Supplied material ▸
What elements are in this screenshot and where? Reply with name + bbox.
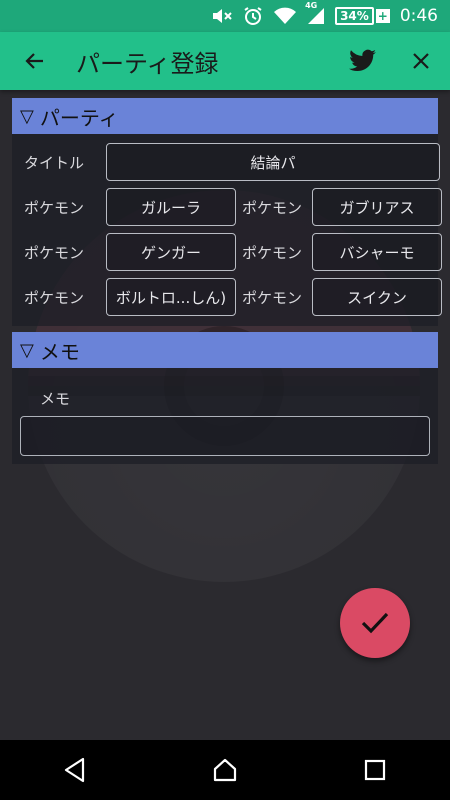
title-field[interactable]: 結論パ — [106, 143, 440, 181]
nav-back-icon — [64, 757, 85, 783]
nav-back-button[interactable] — [45, 740, 105, 800]
memo-section-title: メモ — [39, 339, 80, 364]
memo-input[interactable] — [20, 416, 430, 456]
close-button[interactable] — [392, 32, 450, 90]
status-bar: 4G 34% + 0:46 — [0, 0, 450, 32]
pokemon-slot-1[interactable]: ガルーラ — [106, 188, 236, 226]
pokemon-slot-3[interactable]: ゲンガー — [106, 233, 236, 271]
party-section-title: パーティ — [39, 105, 119, 130]
charging-icon: + — [375, 9, 390, 23]
nav-recents-button[interactable] — [345, 740, 405, 800]
party-section-header[interactable]: ▽ パーティ — [12, 98, 438, 134]
alarm-icon — [243, 6, 263, 26]
pokemon-slot-4[interactable]: バシャーモ — [312, 233, 442, 271]
memo-label: メモ — [40, 390, 71, 408]
confirm-button[interactable] — [340, 588, 410, 658]
pokemon-slot-5[interactable]: ボルトロ...しん) — [106, 278, 236, 316]
collapse-triangle-icon: ▽ — [20, 105, 34, 127]
app-bar: パーティ登録 — [0, 32, 450, 90]
pokemon-label: ポケモン — [242, 243, 303, 262]
system-nav-bar — [0, 740, 450, 800]
party-section: ▽ パーティ タイトル 結論パ ポケモン ガルーラ ポケモン ガブリアス ポケモ… — [12, 98, 442, 326]
clock: 0:46 — [399, 6, 438, 26]
pokemon-slot-2[interactable]: ガブリアス — [312, 188, 442, 226]
back-button[interactable] — [0, 32, 70, 90]
signal-icon: 4G — [305, 1, 325, 25]
wifi-icon — [273, 7, 297, 25]
memo-section: ▽ メモ メモ — [12, 332, 438, 464]
battery-level: 34% — [335, 7, 374, 25]
twitter-icon — [349, 49, 376, 72]
pokemon-label: ポケモン — [24, 198, 85, 217]
collapse-triangle-icon: ▽ — [20, 339, 34, 361]
nav-home-icon — [213, 758, 237, 782]
memo-section-header[interactable]: ▽ メモ — [12, 332, 438, 368]
nav-home-button[interactable] — [195, 740, 255, 800]
battery-icon: 34% + — [335, 7, 390, 25]
close-icon — [413, 53, 429, 69]
network-type: 4G — [305, 1, 318, 10]
pokemon-label: ポケモン — [242, 198, 303, 217]
arrow-back-icon — [25, 53, 43, 69]
title-label: タイトル — [24, 153, 85, 172]
check-icon — [361, 612, 389, 634]
page-title: パーティ登録 — [76, 49, 219, 78]
pokemon-label: ポケモン — [242, 288, 303, 307]
nav-recents-icon — [364, 759, 386, 781]
pokemon-slot-6[interactable]: スイクン — [312, 278, 442, 316]
pokemon-label: ポケモン — [24, 243, 85, 262]
twitter-share-button[interactable] — [334, 32, 392, 90]
mute-icon — [211, 7, 233, 25]
pokemon-label: ポケモン — [24, 288, 85, 307]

Your goal ▸ Print the lines of the listing above exactly, starting at the line that contains "title-field[interactable]: 結論パ —" and ending at the line that contains "collapse-triangle-icon: ▽ — [20, 339, 34, 361]", with both of those lines included.

Reply ▸
title-field[interactable]: 結論パ — [106, 143, 440, 181]
nav-back-icon — [64, 757, 85, 783]
nav-back-button[interactable] — [45, 740, 105, 800]
memo-section-title: メモ — [39, 339, 80, 364]
memo-input[interactable] — [20, 416, 430, 456]
close-button[interactable] — [392, 32, 450, 90]
status-bar: 4G 34% + 0:46 — [0, 0, 450, 32]
pokemon-slot-1[interactable]: ガルーラ — [106, 188, 236, 226]
pokemon-slot-3[interactable]: ゲンガー — [106, 233, 236, 271]
party-section-title: パーティ — [39, 105, 119, 130]
charging-icon: + — [375, 9, 390, 23]
nav-recents-button[interactable] — [345, 740, 405, 800]
party-section-header[interactable]: ▽ パーティ — [12, 98, 438, 134]
alarm-icon — [243, 6, 263, 26]
pokemon-slot-4[interactable]: バシャーモ — [312, 233, 442, 271]
memo-label: メモ — [40, 390, 71, 408]
confirm-button[interactable] — [340, 588, 410, 658]
pokemon-slot-5[interactable]: ボルトロ...しん) — [106, 278, 236, 316]
collapse-triangle-icon: ▽ — [20, 105, 34, 127]
app-bar: パーティ登録 — [0, 32, 450, 90]
pokemon-label: ポケモン — [242, 243, 303, 262]
system-nav-bar — [0, 740, 450, 800]
party-section: ▽ パーティ タイトル 結論パ ポケモン ガルーラ ポケモン ガブリアス ポケモ… — [12, 98, 442, 326]
clock: 0:46 — [399, 6, 438, 26]
pokemon-slot-2[interactable]: ガブリアス — [312, 188, 442, 226]
back-button[interactable] — [0, 32, 70, 90]
signal-icon: 4G — [305, 1, 325, 25]
wifi-icon — [273, 7, 297, 25]
memo-section: ▽ メモ メモ — [12, 332, 438, 464]
battery-level: 34% — [335, 7, 374, 25]
twitter-icon — [349, 49, 376, 72]
pokemon-label: ポケモン — [24, 198, 85, 217]
collapse-triangle-icon: ▽ — [20, 339, 34, 361]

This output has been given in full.